***** Supplied text *****

Wednesday, September 12, 2007
(Photo)
Way Out West

The first road west of the Mississippi left Arkansas Post and followed Indian trails, animal trails, rivers, creeks and the line of least resistance. The danger of cutting cross-country during the 18th and 19th centuries is best paraphrased by a modern park ranger: "My problems start when the smarter bears and the dumber visitors intersect."

  As for pathfinding, when Daniel Boone was asked if he ever got lost, he said, "No, but there were three days when I was bewildered." If Boone had a few days of bewilderment, think about the Joe and Jenny Smith family leaving their hardscrabble farm in Ohio to look for the promised land of the Ouachita Mountains. This was said: "I told you, Joe, it was the first creek, upstream, past the big rock that looks like a rabbit." Joe: "Looked like your mother to me."

  Meanwhile little Billy, Jack, Bobby, Sue, Francis and Augusta Smith are walking, hopping, running and skipping beside the wagon. These kinds of antics were good for about 10 minutes first off in the morning. The rest of the day was spent whining about the heat, the cold, the wet, the bugs, their bellies and their feet, and dodging the wagon wheels. Some weren't quick enough for the wheels.

  Jenny Smith's job was to make and break camp while tending the cows, the sick, and the hurt and cooking in sheets of rain, choking dust, and plagues of mosquitoes. Joe Smith's job was hunting and being careful not to shoot himself or a loved one. Mostly, the animals remained at a polite distance.

*****

The problem
Quote the passage of the pioneer-road text starting with "Meanwhile little Billy, Jack, Bobby, Sue, Francis" and going on through "for the wheels.", keeping every word and mark as it appears.

***** Data excerpts *****

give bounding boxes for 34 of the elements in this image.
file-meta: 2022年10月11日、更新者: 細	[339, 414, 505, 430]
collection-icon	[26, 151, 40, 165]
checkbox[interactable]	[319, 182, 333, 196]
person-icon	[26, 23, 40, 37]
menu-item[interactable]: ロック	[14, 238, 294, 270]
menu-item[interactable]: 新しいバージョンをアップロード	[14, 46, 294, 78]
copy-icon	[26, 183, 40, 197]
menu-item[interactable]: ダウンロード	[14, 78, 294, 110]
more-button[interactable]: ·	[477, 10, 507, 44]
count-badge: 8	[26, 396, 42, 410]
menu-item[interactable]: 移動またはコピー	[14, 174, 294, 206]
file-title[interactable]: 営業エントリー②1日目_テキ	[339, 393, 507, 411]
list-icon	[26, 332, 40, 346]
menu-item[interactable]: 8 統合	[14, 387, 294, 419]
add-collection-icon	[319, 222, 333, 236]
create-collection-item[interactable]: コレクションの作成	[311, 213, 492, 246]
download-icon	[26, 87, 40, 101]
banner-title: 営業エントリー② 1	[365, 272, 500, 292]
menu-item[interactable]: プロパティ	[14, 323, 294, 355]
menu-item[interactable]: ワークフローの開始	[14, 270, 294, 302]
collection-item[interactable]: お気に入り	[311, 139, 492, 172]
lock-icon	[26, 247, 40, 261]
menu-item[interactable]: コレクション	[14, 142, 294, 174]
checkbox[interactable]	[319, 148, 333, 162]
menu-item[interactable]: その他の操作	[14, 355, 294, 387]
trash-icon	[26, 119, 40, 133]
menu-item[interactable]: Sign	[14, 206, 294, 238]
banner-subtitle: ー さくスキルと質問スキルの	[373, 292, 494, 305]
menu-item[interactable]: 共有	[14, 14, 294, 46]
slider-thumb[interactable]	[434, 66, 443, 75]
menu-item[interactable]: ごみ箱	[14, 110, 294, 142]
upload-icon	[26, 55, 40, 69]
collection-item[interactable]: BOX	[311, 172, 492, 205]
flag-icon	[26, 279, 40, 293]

*****

Finished task
Meanwhile little Billy, Jack, Bobby, Sue, Francis and Augusta Smith are walking, hopping, running and skipping beside the wagon. These kinds of antics were good for about 10 minutes first off in the morning. The rest of the day was spent whining about the heat, the cold, the wet, the bugs, their bellies and their feet, and dodging the wagon wheels. Some weren't quick enough for the wheels.